> [Input data]
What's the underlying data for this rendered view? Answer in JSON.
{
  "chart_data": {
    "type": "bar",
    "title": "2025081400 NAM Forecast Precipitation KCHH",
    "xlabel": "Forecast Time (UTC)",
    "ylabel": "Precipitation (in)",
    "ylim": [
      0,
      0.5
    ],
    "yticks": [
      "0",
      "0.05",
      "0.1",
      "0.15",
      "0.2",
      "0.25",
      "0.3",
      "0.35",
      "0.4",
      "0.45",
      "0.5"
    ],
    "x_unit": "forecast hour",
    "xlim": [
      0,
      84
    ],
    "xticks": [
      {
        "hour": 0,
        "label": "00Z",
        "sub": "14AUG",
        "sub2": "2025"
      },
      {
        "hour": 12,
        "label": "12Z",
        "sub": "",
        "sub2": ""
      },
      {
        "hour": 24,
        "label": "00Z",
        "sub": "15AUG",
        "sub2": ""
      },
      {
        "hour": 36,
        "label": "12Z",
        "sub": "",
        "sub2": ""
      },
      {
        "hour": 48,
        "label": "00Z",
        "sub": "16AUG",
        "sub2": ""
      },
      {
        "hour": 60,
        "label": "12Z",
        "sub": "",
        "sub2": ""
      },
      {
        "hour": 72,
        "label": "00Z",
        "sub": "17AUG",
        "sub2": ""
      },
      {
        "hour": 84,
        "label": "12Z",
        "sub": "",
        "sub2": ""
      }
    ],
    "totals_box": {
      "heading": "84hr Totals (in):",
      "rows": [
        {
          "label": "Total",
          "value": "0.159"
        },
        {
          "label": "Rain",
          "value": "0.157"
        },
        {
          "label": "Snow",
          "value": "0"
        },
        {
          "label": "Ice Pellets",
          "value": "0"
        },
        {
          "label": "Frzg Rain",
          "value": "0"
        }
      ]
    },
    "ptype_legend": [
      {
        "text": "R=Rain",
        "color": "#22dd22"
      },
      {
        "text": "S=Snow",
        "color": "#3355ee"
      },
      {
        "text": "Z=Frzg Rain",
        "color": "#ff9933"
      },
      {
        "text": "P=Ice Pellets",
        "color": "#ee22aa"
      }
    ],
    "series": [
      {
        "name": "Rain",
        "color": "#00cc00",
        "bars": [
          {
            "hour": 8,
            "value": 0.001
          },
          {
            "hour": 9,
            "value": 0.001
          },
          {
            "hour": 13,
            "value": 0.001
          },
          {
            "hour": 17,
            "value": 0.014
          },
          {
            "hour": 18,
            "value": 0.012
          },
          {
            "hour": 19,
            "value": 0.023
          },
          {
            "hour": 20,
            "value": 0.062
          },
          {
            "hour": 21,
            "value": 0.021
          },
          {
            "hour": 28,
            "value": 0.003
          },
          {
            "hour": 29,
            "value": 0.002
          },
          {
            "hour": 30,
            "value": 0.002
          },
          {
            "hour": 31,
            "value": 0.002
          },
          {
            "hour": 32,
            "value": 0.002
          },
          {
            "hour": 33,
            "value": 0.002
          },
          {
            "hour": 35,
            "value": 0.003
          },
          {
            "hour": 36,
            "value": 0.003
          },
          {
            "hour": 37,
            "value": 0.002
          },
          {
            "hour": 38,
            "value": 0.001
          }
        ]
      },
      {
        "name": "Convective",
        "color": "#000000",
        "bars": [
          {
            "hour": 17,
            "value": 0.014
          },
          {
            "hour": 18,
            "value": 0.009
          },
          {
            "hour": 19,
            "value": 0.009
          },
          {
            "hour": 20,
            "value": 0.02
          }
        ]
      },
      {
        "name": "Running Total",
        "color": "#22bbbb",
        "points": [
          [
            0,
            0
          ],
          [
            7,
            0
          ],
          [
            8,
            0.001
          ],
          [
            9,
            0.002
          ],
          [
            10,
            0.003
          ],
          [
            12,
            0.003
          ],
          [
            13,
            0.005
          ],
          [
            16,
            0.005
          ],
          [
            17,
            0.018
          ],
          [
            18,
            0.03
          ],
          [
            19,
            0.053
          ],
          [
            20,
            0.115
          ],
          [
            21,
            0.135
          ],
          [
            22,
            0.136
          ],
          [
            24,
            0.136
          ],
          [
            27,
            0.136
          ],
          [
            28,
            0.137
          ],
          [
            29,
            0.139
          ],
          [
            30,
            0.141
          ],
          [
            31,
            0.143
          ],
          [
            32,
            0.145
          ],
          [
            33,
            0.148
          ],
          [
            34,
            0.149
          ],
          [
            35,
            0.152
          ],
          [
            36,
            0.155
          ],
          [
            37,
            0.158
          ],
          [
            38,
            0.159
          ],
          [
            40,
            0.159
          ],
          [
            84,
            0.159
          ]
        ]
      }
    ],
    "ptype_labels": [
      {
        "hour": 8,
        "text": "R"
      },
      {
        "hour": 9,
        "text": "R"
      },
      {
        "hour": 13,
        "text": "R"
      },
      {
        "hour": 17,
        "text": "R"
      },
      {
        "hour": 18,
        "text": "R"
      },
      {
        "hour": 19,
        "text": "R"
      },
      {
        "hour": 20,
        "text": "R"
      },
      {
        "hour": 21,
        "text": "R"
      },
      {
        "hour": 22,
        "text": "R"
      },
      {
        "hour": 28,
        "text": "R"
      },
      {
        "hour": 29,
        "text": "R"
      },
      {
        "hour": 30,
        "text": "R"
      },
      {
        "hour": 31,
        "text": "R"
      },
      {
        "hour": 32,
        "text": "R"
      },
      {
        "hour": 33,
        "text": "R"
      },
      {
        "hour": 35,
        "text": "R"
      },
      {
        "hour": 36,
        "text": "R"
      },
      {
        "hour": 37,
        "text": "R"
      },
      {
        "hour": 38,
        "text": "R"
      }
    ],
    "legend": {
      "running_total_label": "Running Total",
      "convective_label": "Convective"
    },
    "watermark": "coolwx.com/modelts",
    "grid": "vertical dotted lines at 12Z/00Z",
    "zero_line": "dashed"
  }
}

> [Job] Return all lines containing "name".

> [Exercise answer]
        "name": "Rain",
        "name": "Convective",
        "name": "Running Total",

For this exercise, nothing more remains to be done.